Your goal => Pick out and copy every line below that has the word "казенными".

#####

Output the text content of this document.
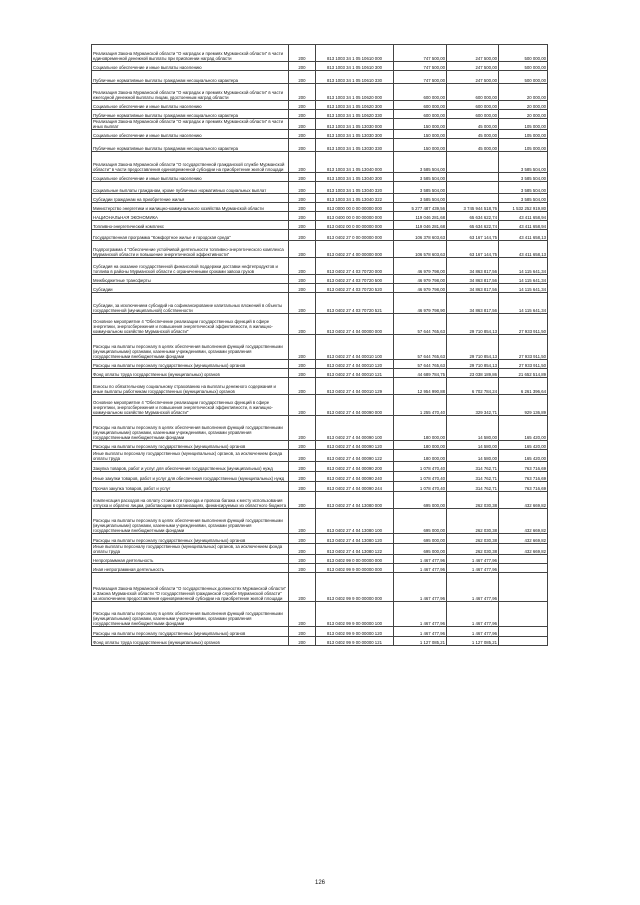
Реализация Закона Мурманской области "О наградах и премиях Мурманской области" в части единовременной денежной выплаты при присвоении наград области	200	813 1003 34 1 05 10610 000	747 500,00	247 500,00	500 000,00
Социальное обеспечение и иные выплаты населению	200	813 1003 34 1 05 10610 300	747 500,00	247 500,00	500 000,00
Публичные нормативные выплаты гражданам несоциального характера	200	813 1003 34 1 05 10610 330	747 500,00	247 500,00	500 000,00
Реализация Закона Мурманской области "О наградах и премиях Мурманской области" в части ежегодной денежной выплаты лицам, удостоенным наград области	200	813 1003 34 1 05 10620 000	600 000,00	600 000,00	20 000,00
Социальное обеспечение и иные выплаты населению	200	813 1003 34 1 05 10620 300	600 000,00	600 000,00	20 000,00
Публичные нормативные выплаты гражданам несоциального характера	200	813 1003 34 1 05 10620 330	600 000,00	600 000,00	20 000,00
Реализация Закона Мурманской области "О наградах и премиях Мурманской области" в части иных выплат	200	813 1003 34 1 05 13030 000	150 000,00	45 000,00	105 000,00
Социальное обеспечение и иные выплаты населению	200	813 1003 34 1 05 13030 300	150 000,00	45 000,00	105 000,00
Публичные нормативные выплаты гражданам несоциального характера	200	813 1003 34 1 05 13030 330	150 000,00	45 000,00	105 000,00
Реализация Закона Мурманской области "О государственной гражданской службе Мурманской области" в части предоставления единовременной субсидии на приобретение жилой площади	200	813 1003 34 1 05 13040 000	3 585 504,00		3 585 504,00
Социальное обеспечение и иные выплаты населению	200	813 1003 34 1 05 13040 300	3 585 504,00		3 585 504,00
Социальные выплаты гражданам, кроме публичных нормативных социальных выплат	200	813 1003 34 1 05 13040 320	3 585 504,00		3 585 504,00
Субсидии гражданам на приобретение жилья	200	813 1003 34 1 05 13040 322	3 585 504,00		3 585 504,00
Министерство энергетики и жилищно-коммунального хозяйства Мурманской области	200	813 0000 00 0 00 00000 000	5 277 487 439,56	3 745 944 518,76	1 532 252 919,80
НАЦИОНАЛЬНАЯ ЭКОНОМИКА	200	813 0400 00 0 00 00000 000	119 046 281,68	65 634 622,74	43 411 658,94
Топливно-энергетический комплекс	200	813 0402 00 0 00 00000 000	119 046 281,68	65 634 622,74	43 411 658,94
Государственная программа "Комфортное жилье и городская среда"	200	813 0402 27 0 00 00000 000	106 378 603,63	63 167 144,75	43 411 658,13
Подпрограмма 4 "Обеспечение устойчивой деятельности топливно-энергетического комплекса Мурманской области и повышение энергетической эффективности"	200	813 0402 27 4 00 00000 000	106 578 603,63	63 167 144,75	43 411 658,13
Субсидия на оказание государственной финансовой поддержки доставки нефтепродуктов и топлива в районы Мурманской области с ограниченными сроками завоза грузов	200	813 0402 27 4 03 70720 000	46 979 798,00	34 863 817,56	14 115 641,34
Межбюджетные трансферты	200	813 0402 27 4 03 70720 500	46 979 798,00	34 863 817,56	14 115 641,34
Субсидии	200	813 0402 27 4 03 70720 520	46 979 798,00	34 863 817,56	14 115 641,34
Субсидии, за исключением субсидий на софинансирование капитальных вложений в объекты государственной (муниципальной) собственности	200	813 0402 27 4 03 70720 521	46 979 798,90	34 863 817,56	14 115 641,34
Основное мероприятие 4 "Обеспечение реализации государственных функций в сфере энергетики, энергосбережения и повышения энергетической эффективности, в жилищно-коммунальном хозяйстве Мурманской области"	200	813 0402 27 4 04 00000 000	57 644 765,63	29 710 854,13	27 933 911,50
Расходы на выплаты персоналу в целях обеспечения выполнения функций государственными (муниципальными) органами, казенными учреждениями, органами управления государственными внебюджетными фондами	200	813 0402 27 4 04 00010 100	57 644 765,63	29 710 854,13	27 933 911,50
Расходы на выплаты персоналу государственных (муниципальных) органов	200	813 0402 27 4 04 00010 120	57 644 765,63	29 710 854,13	27 933 911,50
Фонд оплаты труда государственных (муниципальных) органов	200	813 0402 27 4 04 00010 121	44 689 784,75	23 038 189,86	21 652 514,89
Взносы по обязательному социальному страхованию на выплаты денежного содержания и иные выплаты работникам государственных (муниципальных) органов	200	813 0402 27 4 04 00010 129	12 954 990,88	6 702 784,24	6 261 396,64
Основное мероприятие 4 "Обеспечение реализации государственных функций в сфере энергетики, энергосбережения и повышения энергетической эффективности, в жилищно-коммунальном хозяйстве Мурманской области"	200	813 0402 27 4 04 00090 000	1 255 470,40	329 342,71	929 136,89
Расходы на выплаты персоналу в целях обеспечения выполнения функций государственными (муниципальными) органами, казенными учреждениями, органами управления государственными внебюджетными фондами	200	813 0402 27 4 04 00090 100	180 000,00	14 580,00	165 420,00
Расходы на выплаты персоналу государственных (муниципальных) органов	200	813 0402 27 4 04 00090 120	180 000,00	14 580,00	165 420,00
Иные выплаты персоналу государственных (муниципальных) органов, за исключением фонда оплаты труда	200	813 0402 27 4 04 00090 122	180 000,00	14 580,00	165 420,00
Закупка товаров, работ и услуг для обеспечения государственных (муниципальных) нужд	200	813 0402 27 4 04 00090 200	1 078 470,40	314 762,71	763 716,69
Иные закупки товаров, работ и услуг для обеспечения государственных (муниципальных) нужд	200	813 0402 27 4 04 00090 240	1 078 470,40	314 762,71	763 716,69
Прочая закупка товаров, работ и услуг	200	813 0402 27 4 04 00090 244	1 078 470,40	314 762,71	763 716,69
Компенсация расходов на оплату стоимости проезда и провоза багажа к месту использования отпуска и обратно лицам, работающим в организациях, финансируемых из областного бюджета	200	813 0402 27 4 04 13080 000	695 000,00	262 030,38	432 669,82
Расходы на выплаты персоналу в целях обеспечения выполнения функций государственными (муниципальными) органами, казенными учреждениями, органами управления государственными внебюджетными фондами	200	813 0402 27 4 04 13080 100	695 000,00	262 030,38	432 669,82
Расходы на выплаты персоналу государственных (муниципальных) органов	200	813 0402 27 4 04 13080 120	695 000,00	262 030,38	432 669,82
Иные выплаты персоналу государственных (муниципальных) органов, за исключением фонда оплаты труда	200	813 0402 27 4 04 13080 122	695 000,00	262 030,38	432 669,82
Непрограммная деятельность	200	813 0402 99 0 00 00000 000	1 467 477,96	1 467 477,96	
Иная непрограммная деятельность	200	813 0402 99 9 00 00000 000	1 467 477,96	1 467 477,96	
Реализация Закона Мурманской области "О государственных должностях Мурманской области" и Закона Мурманской области "О государственной гражданской службе Мурманской области" за исключением предоставления единовременной субсидии на приобретение жилой площади	200	813 0402 99 9 00 00000 000	1 467 477,96	1 467 477,96	
Расходы на выплаты персоналу в целях обеспечения выполнения функций государственными (муниципальными) органами, казенными учреждениями, органами управления государственными внебюджетными фондами	200	813 0402 99 9 00 00000 100	1 467 477,96	1 467 477,96	
Расходы на выплаты персоналу государственных (муниципальных) органов	200	813 0402 99 9 00 00000 120	1 467 477,96	1 467 477,96	
Фонд оплаты труда государственных (муниципальных) органов	200	813 0402 99 9 00 00000 121	1 127 085,21	1 127 085,21	
126
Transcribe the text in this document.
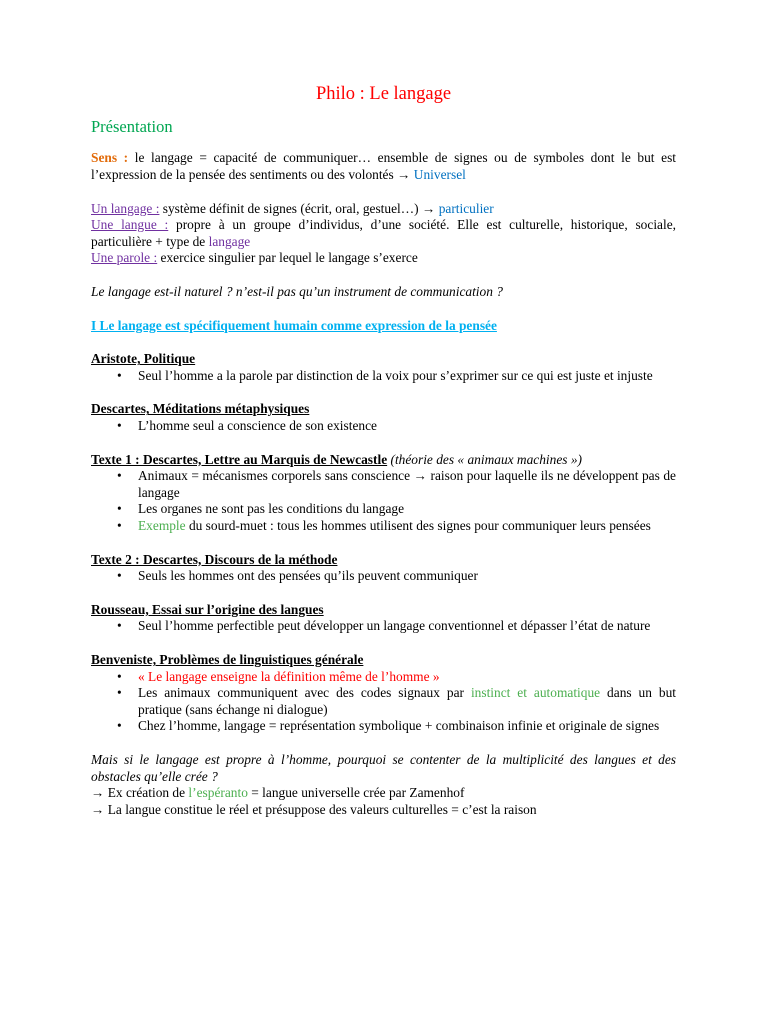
Philo : Le langage
Présentation

Sens : le langage = capacité de communiquer… ensemble de signes ou de symboles dont le but est l’expression de la pensée des sentiments ou des volontés → Universel

Un langage : système définit de signes (écrit, oral, gestuel…) → particulier

Une langue : propre à un groupe d’individus, d’une société. Elle est culturelle, historique, sociale, particulière + type de langage

Une parole : exercice singulier par lequel le langage s’exerce

Le langage est-il naturel ? n’est-il pas qu’un instrument de communication ?

I Le langage est spécifiquement humain comme expression de la pensée

Aristote, Politique

• Seul l’homme a la parole par distinction de la voix pour s’exprimer sur ce qui est juste et injuste

Descartes, Méditations métaphysiques

• L’homme seul a conscience de son existence

Texte 1 : Descartes, Lettre au Marquis de Newcastle (théorie des « animaux machines »)

• Animaux = mécanismes corporels sans conscience → raison pour laquelle ils ne développent pas de langage
• Les organes ne sont pas les conditions du langage
• Exemple du sourd-muet : tous les hommes utilisent des signes pour communiquer leurs pensées

Texte 2 : Descartes, Discours de la méthode

• Seuls les hommes ont des pensées qu’ils peuvent communiquer

Rousseau, Essai sur l’origine des langues

• Seul l’homme perfectible peut développer un langage conventionnel et dépasser l’état de nature

Benveniste, Problèmes de linguistiques générale

• « Le langage enseigne la définition même de l’homme »
• Les animaux communiquent avec des codes signaux par instinct et automatique dans un but pratique (sans échange ni dialogue)
• Chez l’homme, langage = représentation symbolique + combinaison infinie et originale de signes

Mais si le langage est propre à l’homme, pourquoi se contenter de la multiplicité des langues et des obstacles qu’elle crée ?

→ Ex création de l’espéranto = langue universelle crée par Zamenhof

→ La langue constitue le réel et présuppose des valeurs culturelles = c’est la raison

#####

Completed exercise =>
Расходы на выплаты персоналу в целях обеспечения выполнения функций государственными (муниципальными) органами, казенными учреждениями, органами управления государственными внебюджетными фондами	200	813 0402 27 4 04 00010 100	57 644 765,63	29 710 854,13	27 933 911,50
Расходы на выплаты персоналу в целях обеспечения выполнения функций государственными (муниципальными) органами, казенными учреждениями, органами управления государственными внебюджетными фондами	200	813 0402 27 4 04 00090 100	180 000,00	14 580,00	165 420,00
Расходы на выплаты персоналу в целях обеспечения выполнения функций государственными (муниципальными) органами, казенными учреждениями, органами управления государственными внебюджетными фондами	200	813 0402 27 4 04 13080 100	695 000,00	262 030,38	432 669,82
Расходы на выплаты персоналу в целях обеспечения выполнения функций государственными (муниципальными) органами, казенными учреждениями, органами управления государственными внебюджетными фондами	200	813 0402 99 9 00 00000 100	1 467 477,96	1 467 477,96	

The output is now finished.